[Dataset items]
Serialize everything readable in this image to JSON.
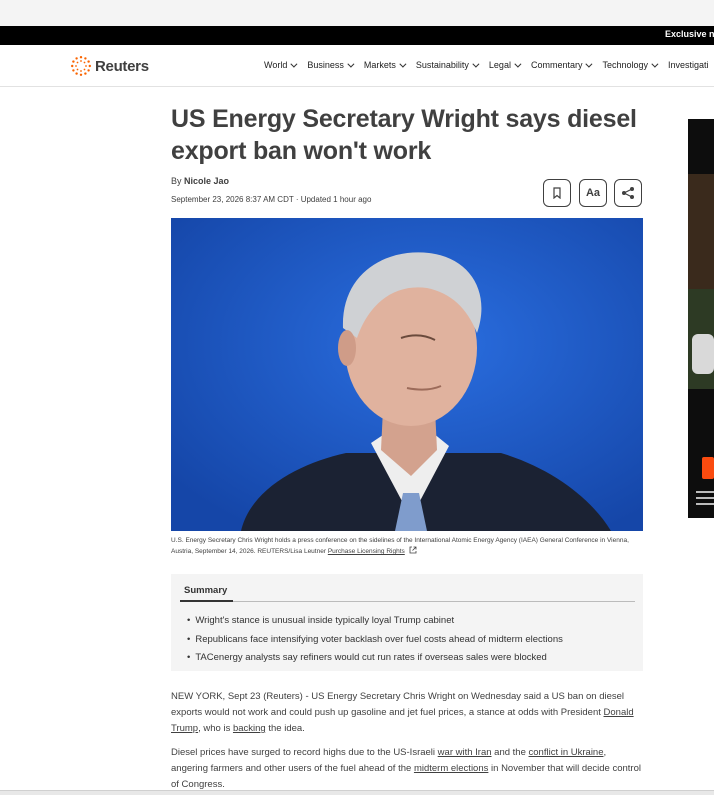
{
  "topbar": {
    "exclusive_text": "Exclusive ne"
  },
  "header": {
    "logo_text": "Reuters",
    "nav": [
      {
        "label": "World"
      },
      {
        "label": "Business"
      },
      {
        "label": "Markets"
      },
      {
        "label": "Sustainability"
      },
      {
        "label": "Legal"
      },
      {
        "label": "Commentary"
      },
      {
        "label": "Technology"
      },
      {
        "label": "Investigati"
      }
    ]
  },
  "article": {
    "headline": "US Energy Secretary Wright says diesel export ban won't work",
    "byline_prefix": "By",
    "author": "Nicole Jao",
    "dateline": "September 23, 2026 8:37 AM CDT · Updated 1 hour ago",
    "font_button_label": "Aa",
    "caption": "U.S. Energy Secretary Chris Wright holds a press conference on the sidelines of the International Atomic Energy Agency (IAEA) General Conference in Vienna, Austria, September 14, 2026. REUTERS/Lisa Leutner",
    "caption_link": "Purchase Licensing Rights",
    "summary": {
      "title": "Summary",
      "bullets": [
        "Wright's stance is unusual inside typically loyal Trump cabinet",
        "Republicans face intensifying voter backlash over fuel costs ahead of midterm elections",
        "TACenergy analysts say refiners would cut run rates if overseas sales were blocked"
      ]
    },
    "paragraph1": {
      "t1": "NEW YORK, Sept 23 (Reuters) - US Energy Secretary Chris Wright on Wednesday said a US ban on diesel exports would not work and could push up gasoline and jet fuel prices, a stance at odds with President ",
      "link1": "Donald Trump",
      "t2": ", who is ",
      "link2": "backing",
      "t3": " the idea."
    },
    "paragraph2": {
      "t1": "Diesel prices have surged to record highs due to the US-Israeli ",
      "link1": "war with Iran",
      "t2": " and the ",
      "link2": "conflict in Ukraine",
      "t3": ", angering farmers and other users of the fuel ahead of the ",
      "link3": "midterm elections",
      "t4": " in November that will decide control of Congress."
    }
  },
  "colors": {
    "accent_orange": "#fa6400",
    "photo_background": "#1a56c4",
    "text": "#404040"
  }
}
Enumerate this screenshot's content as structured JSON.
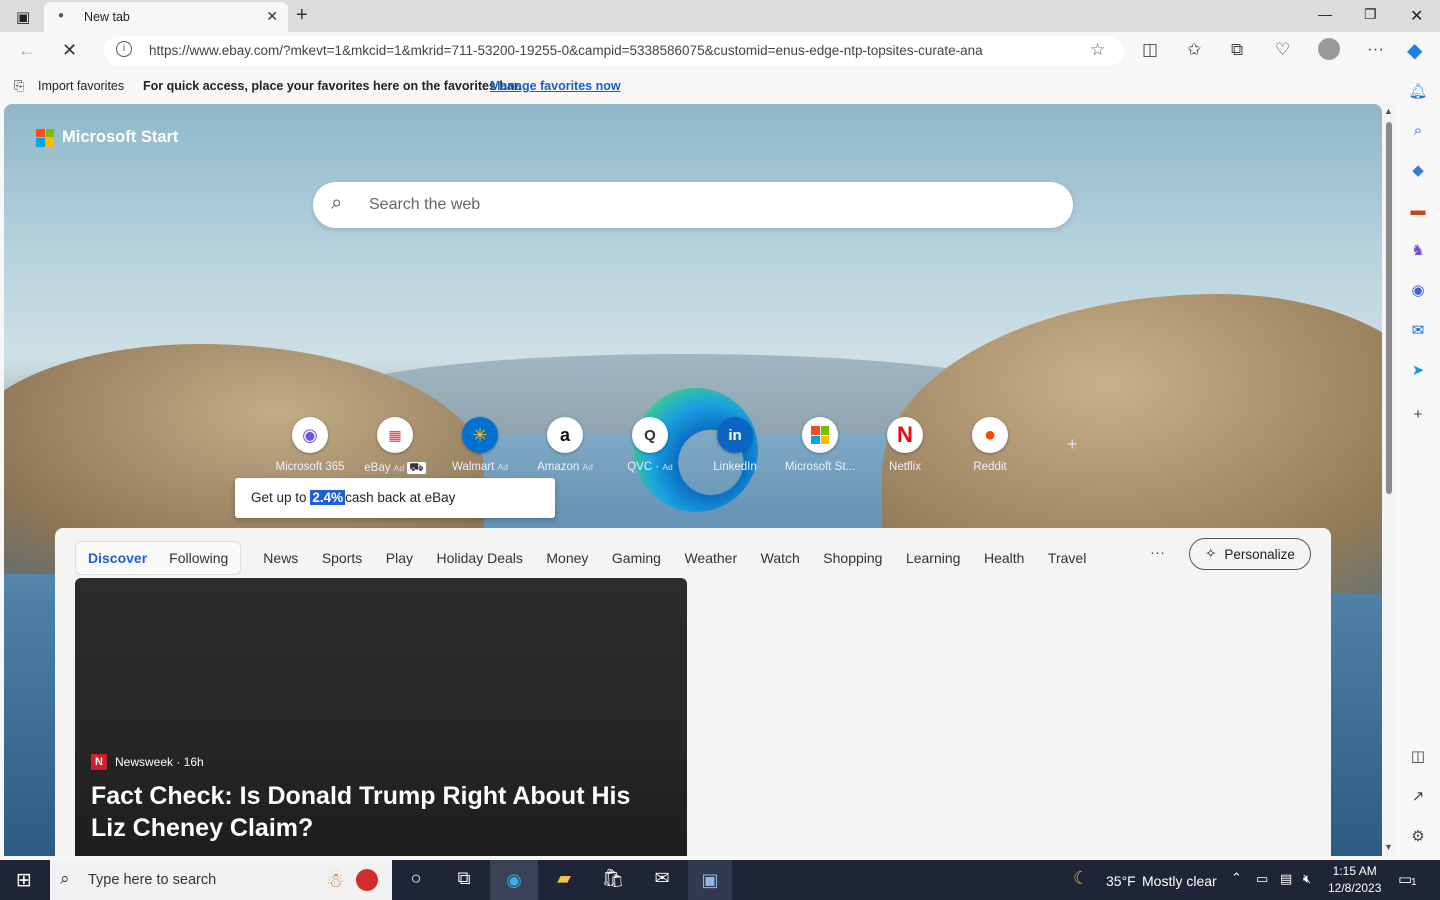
{
  "browser": {
    "tab_title": "New tab",
    "tab_close": "✕",
    "new_tab": "+",
    "url": "https://www.ebay.com/?mkevt=1&mkcid=1&mkrid=711-53200-19255-0&campid=5338586075&customid=enus-edge-ntp-topsites-curate-ana",
    "favorites_import": "Import favorites",
    "favorites_hint": "For quick access, place your favorites here on the favorites bar.",
    "favorites_link": "Manage favorites now"
  },
  "page": {
    "brand": "Microsoft Start",
    "search_placeholder": "Search the web",
    "quick_links": [
      {
        "label": "Microsoft 365",
        "ad": ""
      },
      {
        "label": "eBay",
        "ad": "Ad"
      },
      {
        "label": "Walmart",
        "ad": "Ad"
      },
      {
        "label": "Amazon",
        "ad": "Ad"
      },
      {
        "label": "QVC",
        "ad": "Ad"
      },
      {
        "label": "LinkedIn",
        "ad": ""
      },
      {
        "label": "Microsoft St...",
        "ad": ""
      },
      {
        "label": "Netflix",
        "ad": ""
      },
      {
        "label": "Reddit",
        "ad": ""
      }
    ],
    "tooltip": {
      "before": "Get up to",
      "highlight": "2.4%",
      "after": "cash back at eBay"
    },
    "feed_tabs": [
      "Discover",
      "Following"
    ],
    "feed_nav": [
      "News",
      "Sports",
      "Play",
      "Holiday Deals",
      "Money",
      "Gaming",
      "Weather",
      "Watch",
      "Shopping",
      "Learning",
      "Health",
      "Travel"
    ],
    "more": "···",
    "personalize": "Personalize",
    "article": {
      "source": "Newsweek · 16h",
      "headline": "Fact Check: Is Donald Trump Right About His Liz Cheney Claim?"
    }
  },
  "taskbar": {
    "search_placeholder": "Type here to search",
    "weather_temp": "35°F",
    "weather_text": "Mostly clear",
    "time": "1:15 AM",
    "date": "12/8/2023",
    "notif_count": "1"
  },
  "colors": {
    "accent": "#1d5fd6",
    "taskbar": "#1f2536",
    "tooltip_highlight": "#1d5fd6"
  }
}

> **Instructions for the task**: Pick out each line containing "JSON" and report it.

> **Output of the task**:
Serialize everything readable in this image to JSON.
Enumerate this screenshot's content as structured JSON.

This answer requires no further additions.